===== Provided material =====

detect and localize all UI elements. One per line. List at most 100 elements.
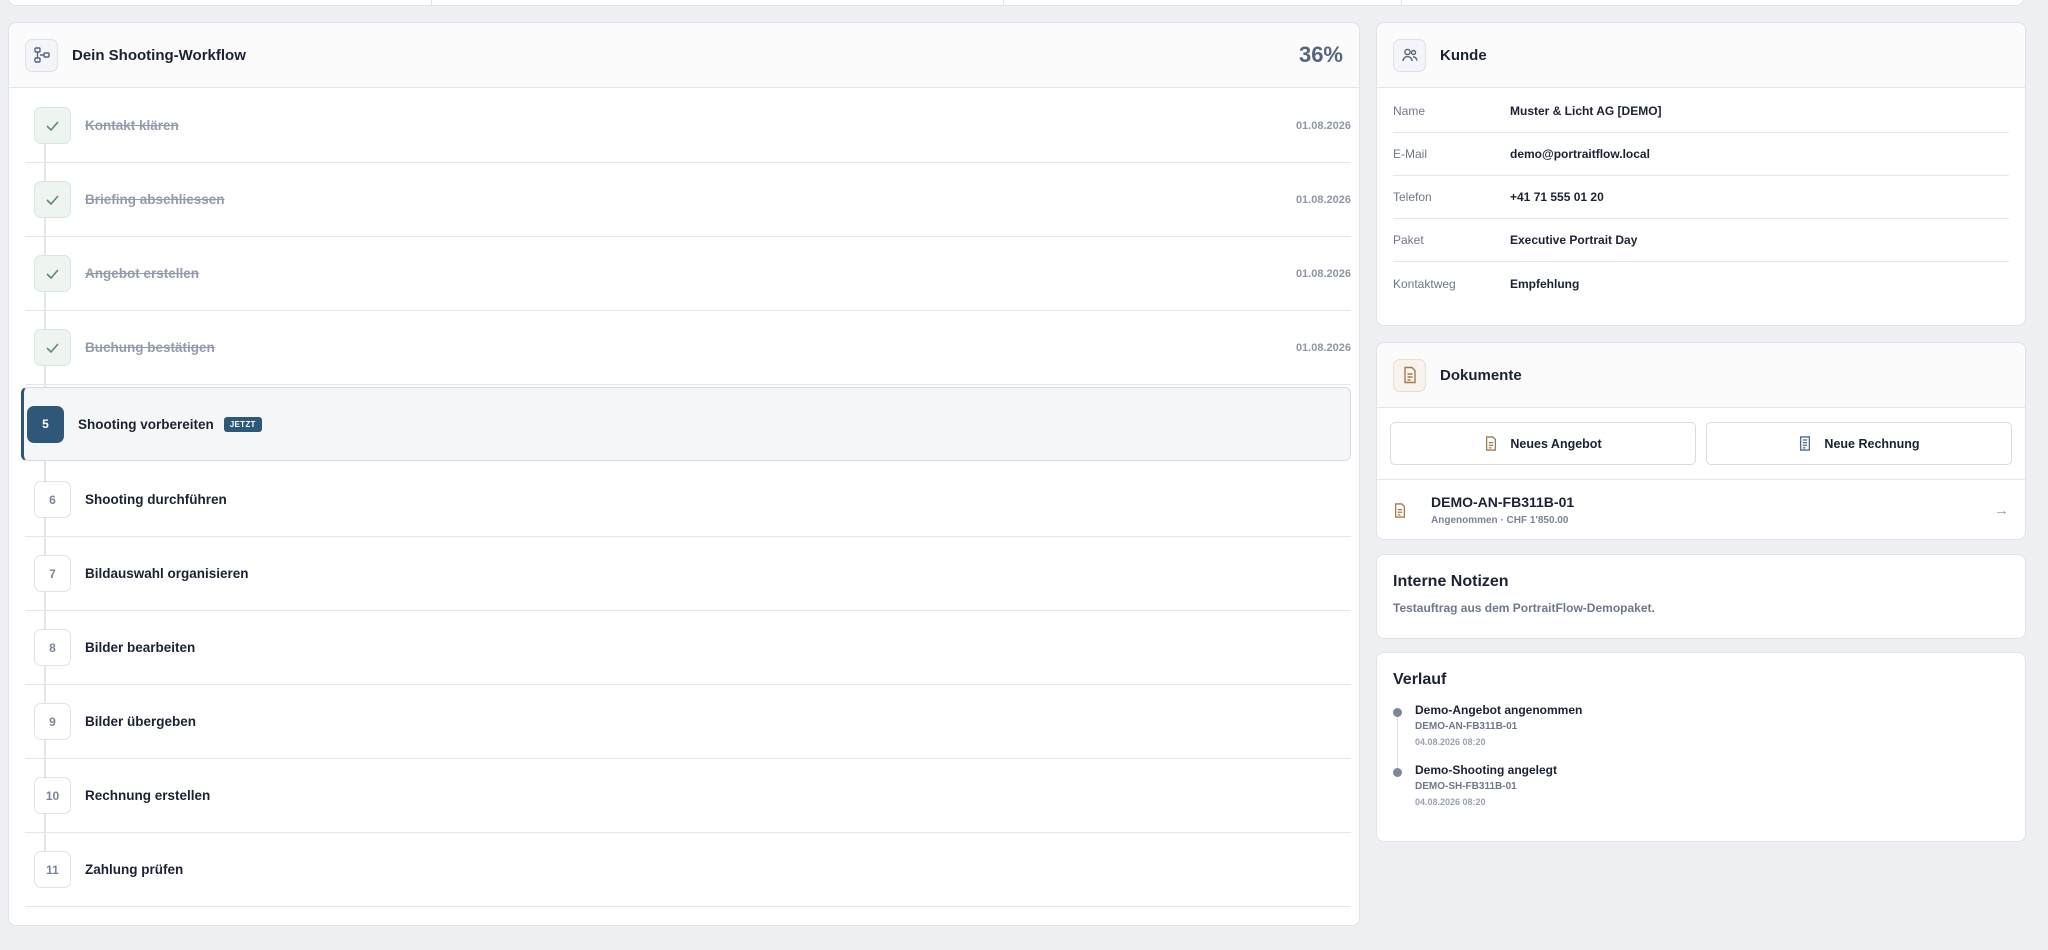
- field-value: Muster & Licht AG [DEMO]: [1510, 104, 1662, 118]
- step-label-text: Angebot erstellen: [85, 266, 200, 281]
- step-number: 6: [34, 481, 71, 518]
- step-date: 01.08.2026: [1295, 267, 1351, 280]
- step-number: 5: [27, 405, 64, 443]
- step-label: Kontakt klären: [85, 118, 1296, 133]
- step-label: Buchung bestätigen: [85, 340, 1296, 355]
- check-icon: [34, 107, 71, 144]
- document-item[interactable]: DEMO-AN-FB311B-01 Angenommen · CHF 1'850…: [1377, 480, 2025, 540]
- field-value: Empfehlung: [1510, 276, 1580, 291]
- history-item-title: Demo-Shooting angelegt: [1415, 763, 1557, 777]
- workflow-title: Dein Shooting-Workflow: [72, 46, 246, 64]
- invoice-document-icon: [1800, 436, 1811, 451]
- timeline-dot-icon: [1393, 768, 1402, 777]
- history-item-time: 04.08.2026 08:20: [1415, 797, 1486, 807]
- step-date: 01.08.2026: [1295, 119, 1351, 132]
- field-value: Executive Portrait Day: [1510, 233, 1638, 247]
- workflow-step[interactable]: 7 Bildauswahl organisieren: [25, 537, 1351, 611]
- customer-card: Kunde Name Muster & Licht AG [DEMO] E-Mail…: [1376, 22, 2026, 326]
- documents-header: Dokumente: [1377, 343, 2025, 408]
- step-number: 11: [34, 851, 71, 888]
- document-status: Angenommen · CHF 1'850.00: [1431, 515, 1569, 526]
- workflow-step[interactable]: 10 Rechnung erstellen: [25, 759, 1351, 833]
- step-label: Bildauswahl organisieren: [85, 566, 1351, 581]
- field-key: Kontaktweg: [1393, 276, 1456, 291]
- arrow-right-icon[interactable]: →: [1994, 502, 2009, 519]
- workflow-progress: 36%: [1298, 42, 1343, 67]
- workflow-step[interactable]: Briefing abschliessen 01.08.2026: [25, 163, 1351, 237]
- step-label: Shooting vorbereiten JETZT: [78, 416, 1350, 432]
- history-card: Verlauf Demo-Angebot angenommen DEMO-AN-F…: [1376, 652, 2026, 842]
- workflow-icon: [25, 38, 58, 72]
- customer-field: Name Muster & Licht AG [DEMO]: [1393, 90, 2009, 133]
- field-value: demo@portraitflow.local: [1510, 147, 1650, 161]
- step-number: 10: [34, 777, 71, 814]
- field-key: Paket: [1393, 233, 1424, 247]
- step-label-text: Bilder bearbeiten: [85, 640, 196, 655]
- customer-field: Paket Executive Portrait Day: [1393, 219, 2009, 262]
- workflow-step[interactable]: Buchung bestätigen 01.08.2026: [25, 311, 1351, 385]
- customer-field: Kontaktweg Empfehlung: [1393, 262, 2009, 305]
- step-label-text: Buchung bestätigen: [85, 340, 215, 355]
- step-label-text: Bilder übergeben: [85, 714, 197, 729]
- workflow-step[interactable]: Kontakt klären 01.08.2026: [25, 89, 1351, 163]
- workflow-card: Dein Shooting-Workflow 36% Kontakt kläre…: [8, 22, 1360, 926]
- step-label-text: Kontakt klären: [85, 118, 179, 133]
- history-item-ref: DEMO-SH-FB311B-01: [1415, 781, 1517, 792]
- customer-field: Telefon +41 71 555 01 20: [1393, 176, 2009, 219]
- step-label-text: Bildauswahl organisieren: [85, 566, 249, 581]
- history-item-ref: DEMO-AN-FB311B-01: [1415, 721, 1518, 732]
- history-title: Verlauf: [1393, 671, 1447, 688]
- current-badge: JETZT: [223, 416, 262, 432]
- notes-text: Testauftrag aus dem PortraitFlow-Demopak…: [1393, 601, 1655, 615]
- documents-card: Dokumente Neues Angebot Neue Rechnung DE…: [1376, 342, 2026, 540]
- workflow-step[interactable]: 5 Shooting vorbereiten JETZT: [21, 387, 1351, 461]
- document-icon: [1393, 358, 1426, 392]
- step-label: Bilder bearbeiten: [85, 640, 1351, 655]
- documents-title: Dokumente: [1440, 366, 1522, 384]
- new-offer-button[interactable]: Neues Angebot: [1390, 422, 1696, 465]
- field-key: Name: [1393, 104, 1426, 118]
- check-icon: [34, 329, 71, 366]
- customer-title: Kunde: [1440, 46, 1487, 64]
- history-item-title: Demo-Angebot angenommen: [1415, 703, 1583, 717]
- step-label-text: Shooting durchführen: [85, 492, 227, 507]
- document-icon: [1394, 502, 1406, 518]
- step-label-text: Shooting vorbereiten: [78, 416, 214, 432]
- check-icon: [34, 181, 71, 218]
- document-ref: DEMO-AN-FB311B-01: [1431, 494, 1575, 510]
- workflow-header: Dein Shooting-Workflow 36%: [9, 23, 1359, 88]
- notes-title: Interne Notizen: [1393, 573, 1509, 590]
- workflow-step[interactable]: 11 Zahlung prüfen: [25, 833, 1351, 907]
- field-key: Telefon: [1393, 190, 1432, 204]
- step-label: Zahlung prüfen: [85, 862, 1351, 877]
- document-actions: Neues Angebot Neue Rechnung: [1377, 408, 2025, 480]
- offer-document-icon: [1486, 436, 1497, 451]
- workflow-step[interactable]: 8 Bilder bearbeiten: [25, 611, 1351, 685]
- workflow-step[interactable]: 6 Shooting durchführen: [25, 463, 1351, 537]
- step-label-text: Briefing abschliessen: [85, 192, 225, 207]
- step-label: Angebot erstellen: [85, 266, 1296, 281]
- customer-field: E-Mail demo@portraitflow.local: [1393, 133, 2009, 176]
- step-date: 01.08.2026: [1295, 341, 1351, 354]
- field-key: E-Mail: [1393, 147, 1428, 161]
- step-number: 9: [34, 703, 71, 740]
- step-label: Bilder übergeben: [85, 714, 1351, 729]
- history-item: Demo-Shooting angelegt DEMO-SH-FB311B-01 0…: [1393, 763, 2009, 807]
- workflow-step[interactable]: Angebot erstellen 01.08.2026: [25, 237, 1351, 311]
- step-label-text: Zahlung prüfen: [85, 862, 184, 877]
- history-item: Demo-Angebot angenommen DEMO-AN-FB311B-01…: [1393, 703, 2009, 747]
- new-invoice-button[interactable]: Neue Rechnung: [1706, 422, 2012, 465]
- new-offer-label: Neues Angebot: [1510, 436, 1602, 451]
- history-timeline: Demo-Angebot angenommen DEMO-AN-FB311B-01…: [1393, 703, 2009, 807]
- new-invoice-label: Neue Rechnung: [1824, 436, 1920, 451]
- customer-header: Kunde: [1377, 23, 2025, 88]
- step-number: 8: [34, 629, 71, 666]
- step-label-text: Rechnung erstellen: [85, 788, 211, 803]
- workflow-step[interactable]: 9 Bilder übergeben: [25, 685, 1351, 759]
- step-number: 7: [34, 555, 71, 592]
- customer-fields: Name Muster & Licht AG [DEMO] E-Mail demo@p…: [1377, 88, 2025, 305]
- users-icon: [1393, 38, 1426, 72]
- timeline-dot-icon: [1393, 708, 1402, 717]
- document-item-text: DEMO-AN-FB311B-01 Angenommen · CHF 1'850…: [1431, 494, 1994, 526]
- step-label: Shooting durchführen: [85, 492, 1351, 507]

=====

- Your assignment -
Return every line from the entries above that includes the word "Briefing".

- Reply to the exercise -
- workflow-step[interactable]: Briefing abschliessen 01.08.2026: [25, 163, 1351, 237]
- step-label-text: Briefing abschliessen: [85, 192, 225, 207]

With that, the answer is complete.